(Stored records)
Begin

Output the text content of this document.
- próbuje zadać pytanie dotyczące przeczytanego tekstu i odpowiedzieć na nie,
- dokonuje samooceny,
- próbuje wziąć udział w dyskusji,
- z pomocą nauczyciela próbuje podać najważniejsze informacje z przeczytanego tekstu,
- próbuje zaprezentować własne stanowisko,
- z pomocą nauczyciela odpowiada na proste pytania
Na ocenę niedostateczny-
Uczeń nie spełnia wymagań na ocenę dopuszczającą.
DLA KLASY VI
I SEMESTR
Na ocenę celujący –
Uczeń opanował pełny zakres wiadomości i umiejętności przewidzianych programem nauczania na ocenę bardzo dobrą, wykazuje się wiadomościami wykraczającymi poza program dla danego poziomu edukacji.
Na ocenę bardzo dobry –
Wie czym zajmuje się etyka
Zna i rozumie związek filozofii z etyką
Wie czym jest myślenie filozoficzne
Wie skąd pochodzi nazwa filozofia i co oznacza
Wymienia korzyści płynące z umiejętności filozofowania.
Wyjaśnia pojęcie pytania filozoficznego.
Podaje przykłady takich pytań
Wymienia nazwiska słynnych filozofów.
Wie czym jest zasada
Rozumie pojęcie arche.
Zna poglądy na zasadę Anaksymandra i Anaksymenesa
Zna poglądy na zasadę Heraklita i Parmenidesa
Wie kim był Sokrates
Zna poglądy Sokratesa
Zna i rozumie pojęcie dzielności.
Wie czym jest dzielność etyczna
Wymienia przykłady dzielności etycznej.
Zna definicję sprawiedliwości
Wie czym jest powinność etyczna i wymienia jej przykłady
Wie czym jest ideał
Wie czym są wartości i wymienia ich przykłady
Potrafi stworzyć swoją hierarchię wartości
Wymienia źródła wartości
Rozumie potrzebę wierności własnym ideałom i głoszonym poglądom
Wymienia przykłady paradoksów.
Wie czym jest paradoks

End

--- Given request ---
From the records above, extract every entry exactly as given.

--- Response to the exercise ---
Output the text content of this document.
- próbuje zadać pytanie dotyczące przeczytanego tekstu i odpowiedzieć na nie,
- dokonuje samooceny,
- próbuje wziąć udział w dyskusji,
- z pomocą nauczyciela próbuje podać najważniejsze informacje z przeczytanego tekstu,
- próbuje zaprezentować własne stanowisko,
- z pomocą nauczyciela odpowiada na proste pytania
Na ocenę niedostateczny-
Uczeń nie spełnia wymagań na ocenę dopuszczającą.
DLA KLASY VI
I SEMESTR
Na ocenę celujący –
Uczeń opanował pełny zakres wiadomości i umiejętności przewidzianych programem nauczania na ocenę bardzo dobrą, wykazuje się wiadomościami wykraczającymi poza program dla danego poziomu edukacji.
Na ocenę bardzo dobry –
Wie czym zajmuje się etyka
Zna i rozumie związek filozofii z etyką
Wie czym jest myślenie filozoficzne
Wie skąd pochodzi nazwa filozofia i co oznacza
Wymienia korzyści płynące z umiejętności filozofowania.
Wyjaśnia pojęcie pytania filozoficznego.
Podaje przykłady takich pytań
Wymienia nazwiska słynnych filozofów.
Wie czym jest zasada
Rozumie pojęcie arche.
Zna poglądy na zasadę Anaksymandra i Anaksymenesa
Zna poglądy na zasadę Heraklita i Parmenidesa
Wie kim był Sokrates
Zna poglądy Sokratesa
Zna i rozumie pojęcie dzielności.
Wie czym jest dzielność etyczna
Wymienia przykłady dzielności etycznej.
Zna definicję sprawiedliwości
Wie czym jest powinność etyczna i wymienia jej przykłady
Wie czym jest ideał
Wie czym są wartości i wymienia ich przykłady
Potrafi stworzyć swoją hierarchię wartości
Wymienia źródła wartości
Rozumie potrzebę wierności własnym ideałom i głoszonym poglądom
Wymienia przykłady paradoksów.
Wie czym jest paradoks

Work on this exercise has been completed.